The Alderney Gambling Control Commission has posted a statement on its website stating that Full Tilt Poker has made good on its delinquent £250k gaming license fees. The AGCC suspended FTP’s license on June 29, and it was at a July 26th hearing in London to discuss the suspension that FTP attorney Martin Heslop revealed that the company hadn’t paid its dues, in part because it wasn’t sure the AGCC had any intention of reinstating FTP’s license, so, you know, why bother? The relevant portion of the AGCC statement reads as follows:
On the 26th July 2011, the AGCC held a public hearing to consider allegations arising from the investigation. At the hearing the Commissioners of the AGCC, acting as a tribunal, decided to adjourn the hearing to a date no later than 15th September, as they felt that this was in the best interest of the players using FTP’s services. The recent payment of overdue licence fees by FTP is also in players’ best interests since it allows commercial negotiations to take place that might result in a successful refinancing deal. Further details regarding the exact date and venue of the next hearing will be announced as soon as possible.
In a recent interview with MoneyShow.com, Caesars Entertainment CEO Gary Loveman claimed his company was “pressing very aggressively for the US Congress to legalize online poker, and I think we have a very good shot.” From where does such confidence spring? Chris Krafcik (@CKrafcik) crunched the federal lobbying reports for Q2 2011, which show that Caesars spent $821k lobbying Congress on the issue of internet gambling during this period. That’s far more than any other single company, interest group, Indian tribe or state lottery, and represents 23% of the total lobbying spend on internet gambling.

[Data records]
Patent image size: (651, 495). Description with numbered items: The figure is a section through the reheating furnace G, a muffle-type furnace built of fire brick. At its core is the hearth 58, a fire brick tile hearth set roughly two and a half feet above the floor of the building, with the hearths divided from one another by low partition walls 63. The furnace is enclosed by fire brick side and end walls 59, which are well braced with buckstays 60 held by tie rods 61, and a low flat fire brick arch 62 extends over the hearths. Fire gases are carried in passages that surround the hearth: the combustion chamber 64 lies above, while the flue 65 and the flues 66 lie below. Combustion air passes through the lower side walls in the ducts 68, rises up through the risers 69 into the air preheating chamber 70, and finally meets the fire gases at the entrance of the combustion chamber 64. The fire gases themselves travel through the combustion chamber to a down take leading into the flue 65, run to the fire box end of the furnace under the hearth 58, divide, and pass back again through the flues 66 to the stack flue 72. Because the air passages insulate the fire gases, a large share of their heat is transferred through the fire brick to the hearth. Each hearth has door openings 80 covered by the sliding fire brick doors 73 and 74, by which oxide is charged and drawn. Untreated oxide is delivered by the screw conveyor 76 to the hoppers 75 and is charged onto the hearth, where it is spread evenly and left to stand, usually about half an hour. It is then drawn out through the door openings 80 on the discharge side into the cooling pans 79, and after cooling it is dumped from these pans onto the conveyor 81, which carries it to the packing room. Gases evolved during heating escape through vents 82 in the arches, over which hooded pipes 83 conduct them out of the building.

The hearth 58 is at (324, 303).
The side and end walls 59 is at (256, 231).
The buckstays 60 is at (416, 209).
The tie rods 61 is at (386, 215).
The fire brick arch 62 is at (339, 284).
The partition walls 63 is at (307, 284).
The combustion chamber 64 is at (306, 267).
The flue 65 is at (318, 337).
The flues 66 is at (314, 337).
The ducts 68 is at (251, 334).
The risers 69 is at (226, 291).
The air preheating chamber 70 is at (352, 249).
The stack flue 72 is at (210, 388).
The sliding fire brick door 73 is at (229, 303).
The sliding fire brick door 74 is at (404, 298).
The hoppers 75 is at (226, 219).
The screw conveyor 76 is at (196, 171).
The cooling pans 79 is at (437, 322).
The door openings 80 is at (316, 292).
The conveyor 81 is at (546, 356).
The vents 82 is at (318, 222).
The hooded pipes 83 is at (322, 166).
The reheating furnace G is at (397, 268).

REQUIRED TASKS
1 - Answer these questions using the online poker news passage:
(a) On what date did the AGCC suspend Full Tilt Poker's license?
(b) What is the latest date to which the AGCC Commissioners adjourned the hearing?
(c) How much did Caesars spend lobbying Congress on internet gambling in Q2 2011?
2 - Write a continuation of the online poker news passage, beginning after its final sentence.

TASK-BY-TASK ANSWERS
1 -
(a) June 29.
(b) No later than 15th September.
(c) $821k.

2 -
Despite Loveman’s largesse (pardon the pun, but he is a very large man), overall internet gambling lobbying outlay was actually down about $326k in Q2 compared to Q1. Much of the decrease is due to cutbacks by companies affected by the events of Black Friday, as well as the lobby groups these companies supported. PokerStars’ lobbying expenditures dropped by 19% in Q2, marking the first time in almost two years that the company spent less, rather than more. The Interactive Gaming Council and the Poker Players Alliance, each of which were heavily backed by PokerStars, Full Tilt et al, cut lobbying spend by 28.3% and 7.1% respectively. On the other side of the equation, France’s Betclic Everest Group made their first ever appearance on the lobbying list, tucking $50k into Congressional g-strings. Will any of it make any difference? Only time will tell.